- _TASK DESCRIPTION_
Can you output the records below exactly as they are written?

- _EXTRACTED ENTRIES_
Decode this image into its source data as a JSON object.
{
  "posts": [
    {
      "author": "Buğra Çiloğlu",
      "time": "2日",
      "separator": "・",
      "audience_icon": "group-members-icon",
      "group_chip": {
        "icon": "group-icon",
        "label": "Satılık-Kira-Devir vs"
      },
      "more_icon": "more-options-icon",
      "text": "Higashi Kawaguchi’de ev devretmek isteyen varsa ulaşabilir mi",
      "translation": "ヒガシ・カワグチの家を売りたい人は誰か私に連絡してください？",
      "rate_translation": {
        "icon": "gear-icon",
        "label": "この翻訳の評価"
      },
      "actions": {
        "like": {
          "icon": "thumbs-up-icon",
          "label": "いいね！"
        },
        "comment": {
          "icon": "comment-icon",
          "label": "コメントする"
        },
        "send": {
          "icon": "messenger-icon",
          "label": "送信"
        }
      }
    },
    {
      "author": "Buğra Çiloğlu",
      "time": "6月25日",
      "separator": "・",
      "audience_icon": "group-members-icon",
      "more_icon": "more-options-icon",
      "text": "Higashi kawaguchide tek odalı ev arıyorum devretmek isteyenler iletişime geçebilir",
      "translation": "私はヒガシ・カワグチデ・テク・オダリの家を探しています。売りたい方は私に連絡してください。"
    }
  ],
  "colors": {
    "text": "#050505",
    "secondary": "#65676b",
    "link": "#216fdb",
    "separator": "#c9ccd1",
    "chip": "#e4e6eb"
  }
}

- _TASK SOLUTION_
Decode this image into its source data as a JSON object.
{
  "posts": [
    {
      "author": "Buğra Çiloğlu",
      "time": "2日",
      "separator": "・",
      "audience_icon": "group-members-icon",
      "group_chip": {
        "icon": "group-icon",
        "label": "Satılık-Kira-Devir vs"
      },
      "more_icon": "more-options-icon",
      "text": "Higashi Kawaguchi’de ev devretmek isteyen varsa ulaşabilir mi",
      "translation": "ヒガシ・カワグチの家を売りたい人は誰か私に連絡してください？",
      "rate_translation": {
        "icon": "gear-icon",
        "label": "この翻訳の評価"
      },
      "actions": {
        "like": {
          "icon": "thumbs-up-icon",
          "label": "いいね！"
        },
        "comment": {
          "icon": "comment-icon",
          "label": "コメントする"
        },
        "send": {
          "icon": "messenger-icon",
          "label": "送信"
        }
      }
    },
    {
      "author": "Buğra Çiloğlu",
      "time": "6月25日",
      "separator": "・",
      "audience_icon": "group-members-icon",
      "more_icon": "more-options-icon",
      "text": "Higashi kawaguchide tek odalı ev arıyorum devretmek isteyenler iletişime geçebilir",
      "translation": "私はヒガシ・カワグチデ・テク・オダリの家を探しています。売りたい方は私に連絡してください。"
    }
  ],
  "colors": {
    "text": "#050505",
    "secondary": "#65676b",
    "link": "#216fdb",
    "separator": "#c9ccd1",
    "chip": "#e4e6eb"
  }
}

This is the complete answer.